=== Short exercise ===
Check every line of the entries that follow, and copy the ones containing "icon".

=== Material supplied ===
— begin —
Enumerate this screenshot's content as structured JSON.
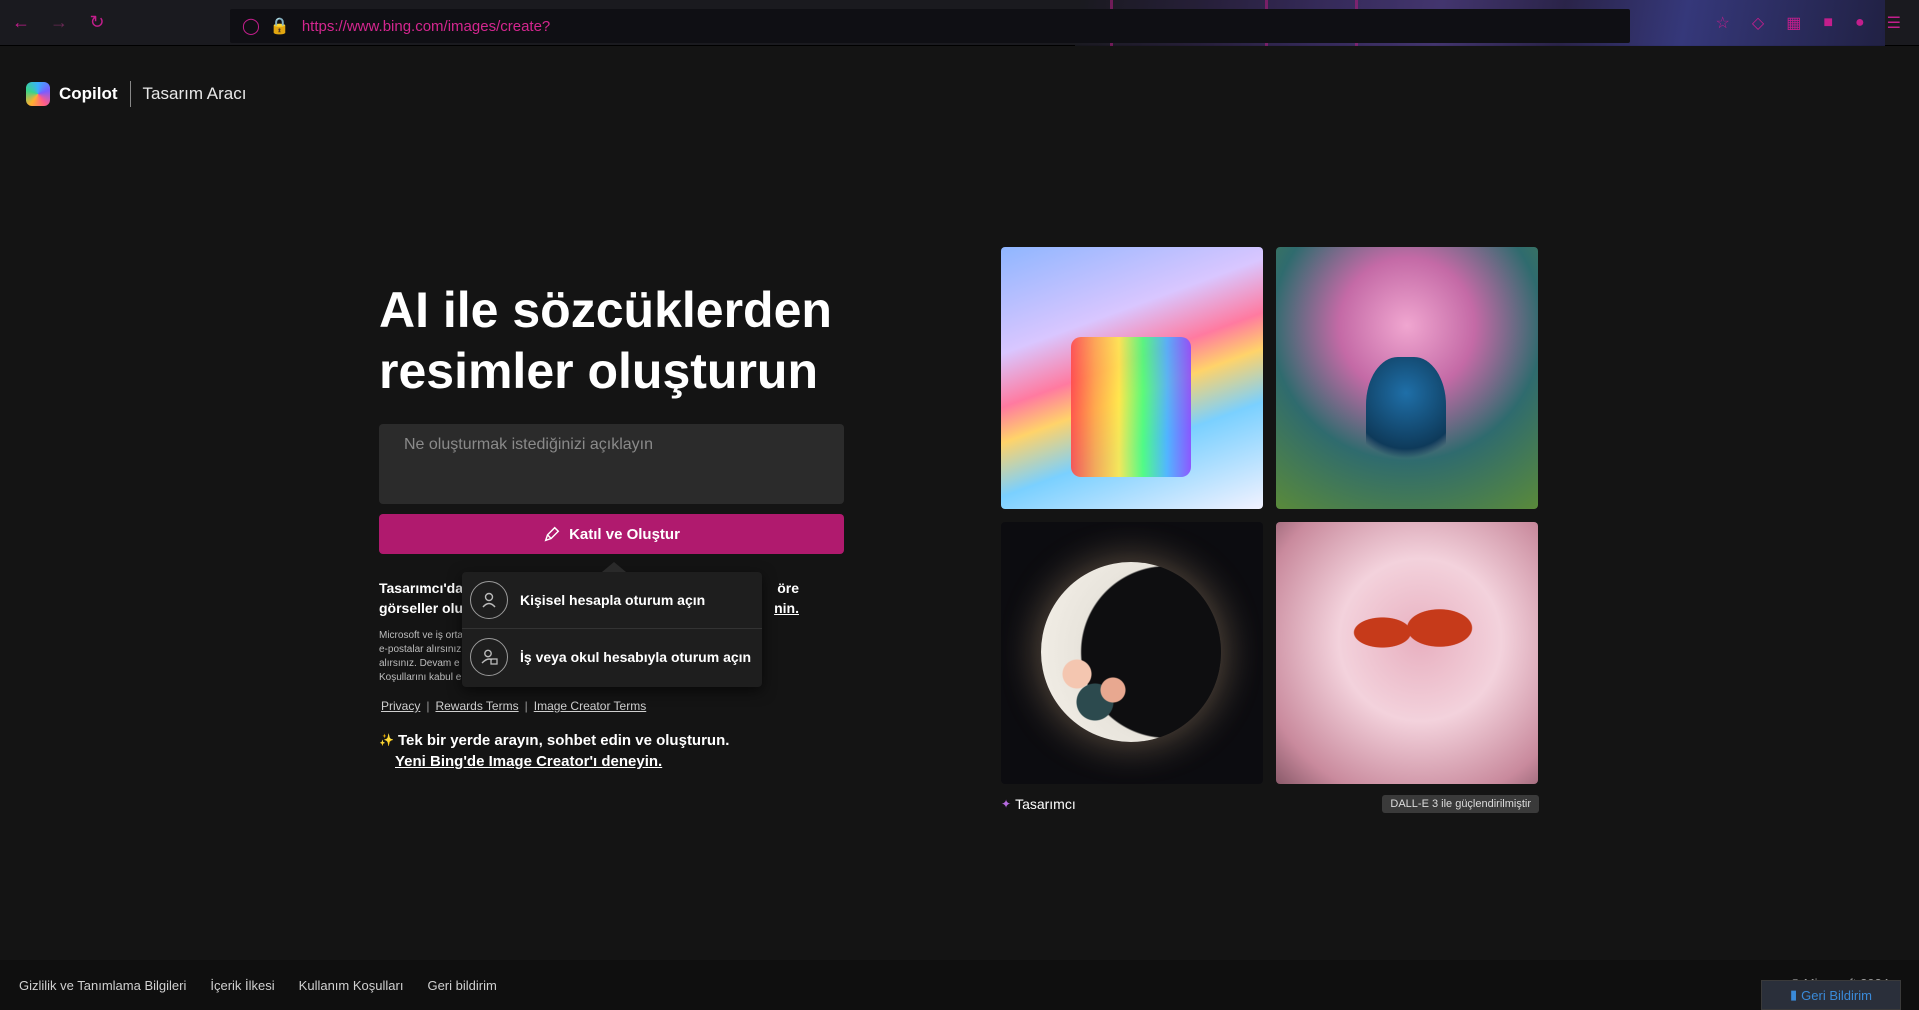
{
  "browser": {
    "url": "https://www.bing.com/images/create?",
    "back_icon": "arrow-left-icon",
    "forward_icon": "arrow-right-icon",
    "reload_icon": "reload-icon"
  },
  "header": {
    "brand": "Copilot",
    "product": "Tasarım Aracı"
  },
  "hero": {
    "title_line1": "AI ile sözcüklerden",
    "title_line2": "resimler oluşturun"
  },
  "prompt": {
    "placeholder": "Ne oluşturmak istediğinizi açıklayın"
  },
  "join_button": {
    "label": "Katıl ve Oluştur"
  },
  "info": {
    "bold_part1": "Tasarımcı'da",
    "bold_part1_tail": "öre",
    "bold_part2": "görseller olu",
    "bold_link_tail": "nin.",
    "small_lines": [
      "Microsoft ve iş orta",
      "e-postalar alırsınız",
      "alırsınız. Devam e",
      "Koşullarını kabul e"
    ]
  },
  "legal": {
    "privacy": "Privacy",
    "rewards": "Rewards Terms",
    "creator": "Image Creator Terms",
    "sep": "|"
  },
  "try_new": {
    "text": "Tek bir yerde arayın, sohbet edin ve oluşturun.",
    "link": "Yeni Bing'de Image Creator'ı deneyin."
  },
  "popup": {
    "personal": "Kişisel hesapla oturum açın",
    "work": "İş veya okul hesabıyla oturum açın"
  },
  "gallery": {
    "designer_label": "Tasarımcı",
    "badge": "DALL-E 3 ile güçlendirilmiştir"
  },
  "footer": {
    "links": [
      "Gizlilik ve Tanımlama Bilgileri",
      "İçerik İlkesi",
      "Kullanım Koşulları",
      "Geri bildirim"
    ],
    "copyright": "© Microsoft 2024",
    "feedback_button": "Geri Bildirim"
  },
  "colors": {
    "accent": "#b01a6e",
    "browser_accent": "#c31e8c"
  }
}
— end —
— begin —
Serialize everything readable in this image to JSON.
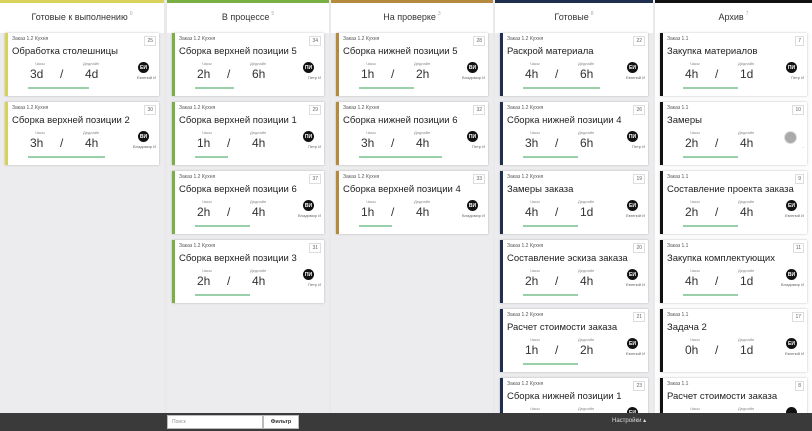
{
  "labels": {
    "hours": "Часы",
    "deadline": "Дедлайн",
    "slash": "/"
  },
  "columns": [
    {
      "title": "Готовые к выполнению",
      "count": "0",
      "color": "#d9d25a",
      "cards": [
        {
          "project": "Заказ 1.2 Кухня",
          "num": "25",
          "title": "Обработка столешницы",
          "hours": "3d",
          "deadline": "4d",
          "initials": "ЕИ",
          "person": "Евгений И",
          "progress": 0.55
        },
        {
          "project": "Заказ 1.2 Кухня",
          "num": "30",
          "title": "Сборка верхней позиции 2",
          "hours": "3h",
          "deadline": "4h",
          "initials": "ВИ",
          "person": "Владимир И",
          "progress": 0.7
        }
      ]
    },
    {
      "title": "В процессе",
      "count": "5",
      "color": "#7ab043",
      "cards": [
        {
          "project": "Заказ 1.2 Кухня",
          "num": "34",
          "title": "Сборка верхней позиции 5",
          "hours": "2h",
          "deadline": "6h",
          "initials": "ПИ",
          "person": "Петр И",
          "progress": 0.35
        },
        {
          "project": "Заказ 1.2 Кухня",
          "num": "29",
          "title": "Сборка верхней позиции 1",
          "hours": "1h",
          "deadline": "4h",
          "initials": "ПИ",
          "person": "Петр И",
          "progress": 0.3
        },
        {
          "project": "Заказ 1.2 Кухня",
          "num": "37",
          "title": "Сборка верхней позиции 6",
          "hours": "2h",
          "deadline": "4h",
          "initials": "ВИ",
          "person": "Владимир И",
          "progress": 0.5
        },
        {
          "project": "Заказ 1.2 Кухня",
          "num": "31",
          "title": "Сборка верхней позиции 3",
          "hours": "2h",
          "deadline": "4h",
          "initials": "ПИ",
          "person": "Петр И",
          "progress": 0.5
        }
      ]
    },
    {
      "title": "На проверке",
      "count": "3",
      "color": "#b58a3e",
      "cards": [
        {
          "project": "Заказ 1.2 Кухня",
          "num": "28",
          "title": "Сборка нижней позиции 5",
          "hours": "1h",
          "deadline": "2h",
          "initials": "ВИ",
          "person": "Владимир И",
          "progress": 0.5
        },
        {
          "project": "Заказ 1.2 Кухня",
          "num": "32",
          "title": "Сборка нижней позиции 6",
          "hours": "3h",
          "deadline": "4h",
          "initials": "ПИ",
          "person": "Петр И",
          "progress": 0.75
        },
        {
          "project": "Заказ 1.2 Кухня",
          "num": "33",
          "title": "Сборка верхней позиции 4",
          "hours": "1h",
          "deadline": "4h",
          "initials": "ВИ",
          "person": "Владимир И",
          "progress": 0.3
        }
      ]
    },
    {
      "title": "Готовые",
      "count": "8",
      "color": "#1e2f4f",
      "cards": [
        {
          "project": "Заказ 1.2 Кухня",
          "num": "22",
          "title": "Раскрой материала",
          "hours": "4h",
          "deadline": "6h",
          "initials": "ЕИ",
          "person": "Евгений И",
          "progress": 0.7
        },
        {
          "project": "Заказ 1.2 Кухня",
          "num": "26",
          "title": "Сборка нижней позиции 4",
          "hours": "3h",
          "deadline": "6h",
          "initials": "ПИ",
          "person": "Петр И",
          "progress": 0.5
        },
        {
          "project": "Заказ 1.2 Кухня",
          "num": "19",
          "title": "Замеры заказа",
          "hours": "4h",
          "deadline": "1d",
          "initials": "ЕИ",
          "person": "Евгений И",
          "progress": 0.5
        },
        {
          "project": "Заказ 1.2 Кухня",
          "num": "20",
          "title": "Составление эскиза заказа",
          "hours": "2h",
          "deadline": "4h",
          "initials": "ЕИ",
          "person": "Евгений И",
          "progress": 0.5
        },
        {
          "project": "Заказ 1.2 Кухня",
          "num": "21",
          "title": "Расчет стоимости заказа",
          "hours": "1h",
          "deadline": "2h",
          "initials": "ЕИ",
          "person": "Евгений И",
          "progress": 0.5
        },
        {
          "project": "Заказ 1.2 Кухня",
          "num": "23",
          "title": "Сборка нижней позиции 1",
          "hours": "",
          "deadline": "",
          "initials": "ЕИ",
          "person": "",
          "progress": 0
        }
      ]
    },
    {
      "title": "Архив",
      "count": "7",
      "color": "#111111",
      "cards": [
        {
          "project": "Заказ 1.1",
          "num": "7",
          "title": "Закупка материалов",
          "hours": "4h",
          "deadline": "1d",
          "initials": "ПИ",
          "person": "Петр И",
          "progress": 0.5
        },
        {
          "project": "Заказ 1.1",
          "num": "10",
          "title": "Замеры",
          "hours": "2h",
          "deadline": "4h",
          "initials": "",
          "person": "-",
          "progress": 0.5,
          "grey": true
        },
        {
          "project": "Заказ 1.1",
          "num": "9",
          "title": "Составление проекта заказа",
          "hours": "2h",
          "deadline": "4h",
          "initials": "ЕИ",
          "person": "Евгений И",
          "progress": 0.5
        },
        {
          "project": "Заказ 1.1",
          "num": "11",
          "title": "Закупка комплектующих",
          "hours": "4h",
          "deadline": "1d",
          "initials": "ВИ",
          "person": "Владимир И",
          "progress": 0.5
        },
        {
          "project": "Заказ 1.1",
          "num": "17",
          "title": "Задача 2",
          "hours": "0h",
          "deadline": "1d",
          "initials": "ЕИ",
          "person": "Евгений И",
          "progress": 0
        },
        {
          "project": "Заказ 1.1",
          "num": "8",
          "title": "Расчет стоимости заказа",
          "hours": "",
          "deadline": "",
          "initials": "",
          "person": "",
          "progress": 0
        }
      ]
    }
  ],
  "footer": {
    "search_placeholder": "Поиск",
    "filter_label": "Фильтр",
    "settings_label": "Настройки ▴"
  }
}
— end —
=== Task result ===
    "back_icon": "arrow-left-icon",
    "forward_icon": "arrow-right-icon",
    "reload_icon": "reload-icon"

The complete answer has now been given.